[What is asked] Provide an exact reproduction of every entry.

[Materials provided]
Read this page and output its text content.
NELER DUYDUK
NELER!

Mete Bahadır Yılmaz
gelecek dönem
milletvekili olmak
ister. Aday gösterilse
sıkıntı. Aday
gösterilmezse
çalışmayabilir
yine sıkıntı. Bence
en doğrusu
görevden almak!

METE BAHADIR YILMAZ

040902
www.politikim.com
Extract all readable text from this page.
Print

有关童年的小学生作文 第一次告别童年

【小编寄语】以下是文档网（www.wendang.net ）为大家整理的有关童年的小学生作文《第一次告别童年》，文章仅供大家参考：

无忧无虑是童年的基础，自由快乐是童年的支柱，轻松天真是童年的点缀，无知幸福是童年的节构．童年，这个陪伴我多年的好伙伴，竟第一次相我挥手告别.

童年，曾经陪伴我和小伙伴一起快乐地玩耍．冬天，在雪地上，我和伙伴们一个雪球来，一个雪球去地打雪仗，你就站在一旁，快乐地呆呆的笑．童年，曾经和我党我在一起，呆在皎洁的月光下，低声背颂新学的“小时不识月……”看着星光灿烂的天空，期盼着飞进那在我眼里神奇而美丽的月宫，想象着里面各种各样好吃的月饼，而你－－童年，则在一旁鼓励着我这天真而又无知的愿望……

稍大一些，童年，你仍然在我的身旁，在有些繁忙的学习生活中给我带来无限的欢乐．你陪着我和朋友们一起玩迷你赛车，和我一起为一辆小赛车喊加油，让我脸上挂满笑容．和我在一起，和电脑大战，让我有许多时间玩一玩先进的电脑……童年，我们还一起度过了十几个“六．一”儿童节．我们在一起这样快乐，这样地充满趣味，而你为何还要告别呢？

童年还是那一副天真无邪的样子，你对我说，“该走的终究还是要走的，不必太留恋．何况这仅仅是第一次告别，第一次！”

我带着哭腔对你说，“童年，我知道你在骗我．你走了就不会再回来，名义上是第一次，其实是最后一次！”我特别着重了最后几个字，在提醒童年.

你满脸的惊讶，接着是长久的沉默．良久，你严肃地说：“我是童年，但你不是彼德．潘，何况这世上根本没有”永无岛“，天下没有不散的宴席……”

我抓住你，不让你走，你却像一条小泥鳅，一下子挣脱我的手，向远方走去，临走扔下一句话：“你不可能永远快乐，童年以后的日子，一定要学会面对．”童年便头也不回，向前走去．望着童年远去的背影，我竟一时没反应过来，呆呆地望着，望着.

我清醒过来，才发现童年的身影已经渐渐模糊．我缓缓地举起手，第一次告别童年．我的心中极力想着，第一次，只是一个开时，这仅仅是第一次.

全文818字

[Exercise response]
Read this page and output its text content.
NELER DUYDUK
NELER!

Mete Bahadır Yılmaz
gelecek dönem
milletvekili olmak
ister. Aday gösterilse
sıkıntı. Aday
gösterilmezse
çalışmayabilir
yine sıkıntı. Bence
en doğrusu
görevden almak!

METE BAHADIR YILMAZ

040902
www.politikim.com
Extract all readable text from this page.
Print

有关童年的小学生作文 第一次告别童年

【小编寄语】以下是文档网（www.wendang.net ）为大家整理的有关童年的小学生作文《第一次告别童年》，文章仅供大家参考：

无忧无虑是童年的基础，自由快乐是童年的支柱，轻松天真是童年的点缀，无知幸福是童年的节构．童年，这个陪伴我多年的好伙伴，竟第一次相我挥手告别.

童年，曾经陪伴我和小伙伴一起快乐地玩耍．冬天，在雪地上，我和伙伴们一个雪球来，一个雪球去地打雪仗，你就站在一旁，快乐地呆呆的笑．童年，曾经和我党我在一起，呆在皎洁的月光下，低声背颂新学的“小时不识月……”看着星光灿烂的天空，期盼着飞进那在我眼里神奇而美丽的月宫，想象着里面各种各样好吃的月饼，而你－－童年，则在一旁鼓励着我这天真而又无知的愿望……

稍大一些，童年，你仍然在我的身旁，在有些繁忙的学习生活中给我带来无限的欢乐．你陪着我和朋友们一起玩迷你赛车，和我一起为一辆小赛车喊加油，让我脸上挂满笑容．和我在一起，和电脑大战，让我有许多时间玩一玩先进的电脑……童年，我们还一起度过了十几个“六．一”儿童节．我们在一起这样快乐，这样地充满趣味，而你为何还要告别呢？

童年还是那一副天真无邪的样子，你对我说，“该走的终究还是要走的，不必太留恋．何况这仅仅是第一次告别，第一次！”

我带着哭腔对你说，“童年，我知道你在骗我．你走了就不会再回来，名义上是第一次，其实是最后一次！”我特别着重了最后几个字，在提醒童年.

你满脸的惊讶，接着是长久的沉默．良久，你严肃地说：“我是童年，但你不是彼德．潘，何况这世上根本没有”永无岛“，天下没有不散的宴席……”

我抓住你，不让你走，你却像一条小泥鳅，一下子挣脱我的手，向远方走去，临走扔下一句话：“你不可能永远快乐，童年以后的日子，一定要学会面对．”童年便头也不回，向前走去．望着童年远去的背影，我竟一时没反应过来，呆呆地望着，望着.

我清醒过来，才发现童年的身影已经渐渐模糊．我缓缓地举起手，第一次告别童年．我的心中极力想着，第一次，只是一个开时，这仅仅是第一次.

全文818字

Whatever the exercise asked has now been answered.